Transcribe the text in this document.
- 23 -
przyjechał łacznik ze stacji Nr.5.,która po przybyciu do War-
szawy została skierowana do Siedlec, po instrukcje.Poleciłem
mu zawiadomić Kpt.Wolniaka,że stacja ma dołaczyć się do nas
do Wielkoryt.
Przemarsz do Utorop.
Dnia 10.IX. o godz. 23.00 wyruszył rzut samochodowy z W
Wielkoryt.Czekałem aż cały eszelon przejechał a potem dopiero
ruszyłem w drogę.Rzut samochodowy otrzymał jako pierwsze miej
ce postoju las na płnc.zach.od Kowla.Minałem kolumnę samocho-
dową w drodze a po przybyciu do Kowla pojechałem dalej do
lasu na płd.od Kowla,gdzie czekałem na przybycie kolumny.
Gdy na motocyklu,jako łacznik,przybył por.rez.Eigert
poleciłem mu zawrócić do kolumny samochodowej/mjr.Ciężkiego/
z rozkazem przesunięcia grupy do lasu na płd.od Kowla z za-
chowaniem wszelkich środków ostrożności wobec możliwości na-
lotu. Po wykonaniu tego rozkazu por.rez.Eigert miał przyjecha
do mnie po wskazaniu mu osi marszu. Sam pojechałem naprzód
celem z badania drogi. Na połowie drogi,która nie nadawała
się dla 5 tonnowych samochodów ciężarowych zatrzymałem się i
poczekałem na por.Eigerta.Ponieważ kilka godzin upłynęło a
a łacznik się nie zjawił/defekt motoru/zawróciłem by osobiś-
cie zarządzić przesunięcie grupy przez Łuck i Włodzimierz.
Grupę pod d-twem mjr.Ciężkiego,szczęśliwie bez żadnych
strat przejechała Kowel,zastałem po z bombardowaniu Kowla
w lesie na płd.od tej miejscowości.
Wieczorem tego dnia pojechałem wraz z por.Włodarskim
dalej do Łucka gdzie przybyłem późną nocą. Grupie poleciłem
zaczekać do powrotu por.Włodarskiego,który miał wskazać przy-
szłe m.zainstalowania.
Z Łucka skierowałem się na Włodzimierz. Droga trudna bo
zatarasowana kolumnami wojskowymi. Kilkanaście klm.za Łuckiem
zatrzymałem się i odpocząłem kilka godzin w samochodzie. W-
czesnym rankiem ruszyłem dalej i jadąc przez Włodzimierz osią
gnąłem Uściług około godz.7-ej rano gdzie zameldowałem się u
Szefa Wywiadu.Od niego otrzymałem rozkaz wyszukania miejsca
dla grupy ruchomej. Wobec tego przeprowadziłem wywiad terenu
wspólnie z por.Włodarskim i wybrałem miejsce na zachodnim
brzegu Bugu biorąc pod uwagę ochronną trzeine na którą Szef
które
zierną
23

★ ★ ★ ★

(WHAT IS ASKED)
Reproduce the full listing exactly.

(OUTPUT)
Transcribe the text in this document.
- 23 -
przyjechał łacznik ze stacji Nr.5.,która po przybyciu do War-
szawy została skierowana do Siedlec, po instrukcje.Poleciłem
mu zawiadomić Kpt.Wolniaka,że stacja ma dołaczyć się do nas
do Wielkoryt.
Przemarsz do Utorop.
Dnia 10.IX. o godz. 23.00 wyruszył rzut samochodowy z W
Wielkoryt.Czekałem aż cały eszelon przejechał a potem dopiero
ruszyłem w drogę.Rzut samochodowy otrzymał jako pierwsze miej
ce postoju las na płnc.zach.od Kowla.Minałem kolumnę samocho-
dową w drodze a po przybyciu do Kowla pojechałem dalej do
lasu na płd.od Kowla,gdzie czekałem na przybycie kolumny.
Gdy na motocyklu,jako łacznik,przybył por.rez.Eigert
poleciłem mu zawrócić do kolumny samochodowej/mjr.Ciężkiego/
z rozkazem przesunięcia grupy do lasu na płd.od Kowla z za-
chowaniem wszelkich środków ostrożności wobec możliwości na-
lotu. Po wykonaniu tego rozkazu por.rez.Eigert miał przyjecha
do mnie po wskazaniu mu osi marszu. Sam pojechałem naprzód
celem z badania drogi. Na połowie drogi,która nie nadawała
się dla 5 tonnowych samochodów ciężarowych zatrzymałem się i
poczekałem na por.Eigerta.Ponieważ kilka godzin upłynęło a
a łacznik się nie zjawił/defekt motoru/zawróciłem by osobiś-
cie zarządzić przesunięcie grupy przez Łuck i Włodzimierz.
Grupę pod d-twem mjr.Ciężkiego,szczęśliwie bez żadnych
strat przejechała Kowel,zastałem po z bombardowaniu Kowla
w lesie na płd.od tej miejscowości.
Wieczorem tego dnia pojechałem wraz z por.Włodarskim
dalej do Łucka gdzie przybyłem późną nocą. Grupie poleciłem
zaczekać do powrotu por.Włodarskiego,który miał wskazać przy-
szłe m.zainstalowania.
Z Łucka skierowałem się na Włodzimierz. Droga trudna bo
zatarasowana kolumnami wojskowymi. Kilkanaście klm.za Łuckiem
zatrzymałem się i odpocząłem kilka godzin w samochodzie. W-
czesnym rankiem ruszyłem dalej i jadąc przez Włodzimierz osią
gnąłem Uściług około godz.7-ej rano gdzie zameldowałem się u
Szefa Wywiadu.Od niego otrzymałem rozkaz wyszukania miejsca
dla grupy ruchomej. Wobec tego przeprowadziłem wywiad terenu
wspólnie z por.Włodarskim i wybrałem miejsce na zachodnim
brzegu Bugu biorąc pod uwagę ochronną trzeine na którą Szef
które
zierną
23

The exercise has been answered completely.